» **TASK DESCRIPTION**
Take each line containing the word "records" and copy it.

» **DATA SHOWN**
────────
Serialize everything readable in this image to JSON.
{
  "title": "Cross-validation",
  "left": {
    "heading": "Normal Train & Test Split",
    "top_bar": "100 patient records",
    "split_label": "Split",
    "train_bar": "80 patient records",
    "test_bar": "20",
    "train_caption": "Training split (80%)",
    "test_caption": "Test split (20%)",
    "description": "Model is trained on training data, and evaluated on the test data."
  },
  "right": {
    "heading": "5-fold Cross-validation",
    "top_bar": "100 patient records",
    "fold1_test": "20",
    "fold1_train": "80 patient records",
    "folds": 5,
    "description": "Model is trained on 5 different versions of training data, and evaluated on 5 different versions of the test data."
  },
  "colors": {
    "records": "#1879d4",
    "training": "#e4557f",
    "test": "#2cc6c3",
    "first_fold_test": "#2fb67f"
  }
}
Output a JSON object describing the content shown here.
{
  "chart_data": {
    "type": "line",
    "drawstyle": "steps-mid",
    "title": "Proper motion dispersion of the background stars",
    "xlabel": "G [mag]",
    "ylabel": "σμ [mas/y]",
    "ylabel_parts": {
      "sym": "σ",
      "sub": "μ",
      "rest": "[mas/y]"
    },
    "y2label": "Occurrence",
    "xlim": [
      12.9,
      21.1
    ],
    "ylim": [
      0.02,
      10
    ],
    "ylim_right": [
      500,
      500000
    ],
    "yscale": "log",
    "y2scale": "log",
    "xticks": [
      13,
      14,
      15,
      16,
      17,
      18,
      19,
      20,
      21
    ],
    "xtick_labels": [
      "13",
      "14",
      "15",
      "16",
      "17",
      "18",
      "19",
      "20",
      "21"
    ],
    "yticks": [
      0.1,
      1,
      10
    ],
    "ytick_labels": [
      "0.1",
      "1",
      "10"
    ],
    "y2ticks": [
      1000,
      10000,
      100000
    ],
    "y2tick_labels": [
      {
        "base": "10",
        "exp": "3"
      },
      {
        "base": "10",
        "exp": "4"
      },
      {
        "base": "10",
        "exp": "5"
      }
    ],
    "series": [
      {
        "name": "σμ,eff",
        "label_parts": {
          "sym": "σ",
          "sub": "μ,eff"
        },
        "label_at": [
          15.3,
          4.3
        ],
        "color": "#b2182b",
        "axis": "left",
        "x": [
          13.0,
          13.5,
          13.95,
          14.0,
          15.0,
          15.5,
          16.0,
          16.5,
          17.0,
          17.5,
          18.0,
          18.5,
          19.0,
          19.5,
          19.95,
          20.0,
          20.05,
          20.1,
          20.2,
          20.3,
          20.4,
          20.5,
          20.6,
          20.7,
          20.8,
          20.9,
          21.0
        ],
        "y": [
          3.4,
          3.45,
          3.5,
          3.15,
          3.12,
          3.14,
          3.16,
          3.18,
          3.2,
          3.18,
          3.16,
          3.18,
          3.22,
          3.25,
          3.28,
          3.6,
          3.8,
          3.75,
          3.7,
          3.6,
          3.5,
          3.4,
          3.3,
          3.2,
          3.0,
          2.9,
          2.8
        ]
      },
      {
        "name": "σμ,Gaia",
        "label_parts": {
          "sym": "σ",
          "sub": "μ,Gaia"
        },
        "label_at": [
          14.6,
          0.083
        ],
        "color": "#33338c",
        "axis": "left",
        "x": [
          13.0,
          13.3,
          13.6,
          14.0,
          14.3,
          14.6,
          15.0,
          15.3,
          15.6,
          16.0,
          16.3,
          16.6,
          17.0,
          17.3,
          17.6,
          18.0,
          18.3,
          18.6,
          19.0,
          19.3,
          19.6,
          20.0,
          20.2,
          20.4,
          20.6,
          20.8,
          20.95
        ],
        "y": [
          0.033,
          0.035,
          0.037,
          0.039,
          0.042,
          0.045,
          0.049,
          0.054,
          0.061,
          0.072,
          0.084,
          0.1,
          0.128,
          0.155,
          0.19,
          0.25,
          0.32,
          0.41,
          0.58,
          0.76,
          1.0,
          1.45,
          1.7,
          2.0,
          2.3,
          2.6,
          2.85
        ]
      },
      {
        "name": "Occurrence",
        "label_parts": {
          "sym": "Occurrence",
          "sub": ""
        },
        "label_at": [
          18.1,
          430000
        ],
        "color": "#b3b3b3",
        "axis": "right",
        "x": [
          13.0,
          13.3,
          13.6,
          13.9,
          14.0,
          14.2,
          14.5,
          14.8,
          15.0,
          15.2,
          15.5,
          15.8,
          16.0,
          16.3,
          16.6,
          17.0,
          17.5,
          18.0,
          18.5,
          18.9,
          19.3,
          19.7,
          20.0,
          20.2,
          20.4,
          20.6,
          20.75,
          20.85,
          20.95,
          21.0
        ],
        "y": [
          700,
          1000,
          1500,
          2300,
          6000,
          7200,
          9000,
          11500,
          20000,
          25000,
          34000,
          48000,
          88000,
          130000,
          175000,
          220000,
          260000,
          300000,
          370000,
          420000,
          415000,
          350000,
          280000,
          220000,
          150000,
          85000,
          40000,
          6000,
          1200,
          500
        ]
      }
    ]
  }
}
────────
» **EXERCISE ANSWER**
    "top_bar": "100 patient records",
    "train_bar": "80 patient records",
    "top_bar": "100 patient records",
    "fold1_train": "80 patient records",
    "records": "#1879d4",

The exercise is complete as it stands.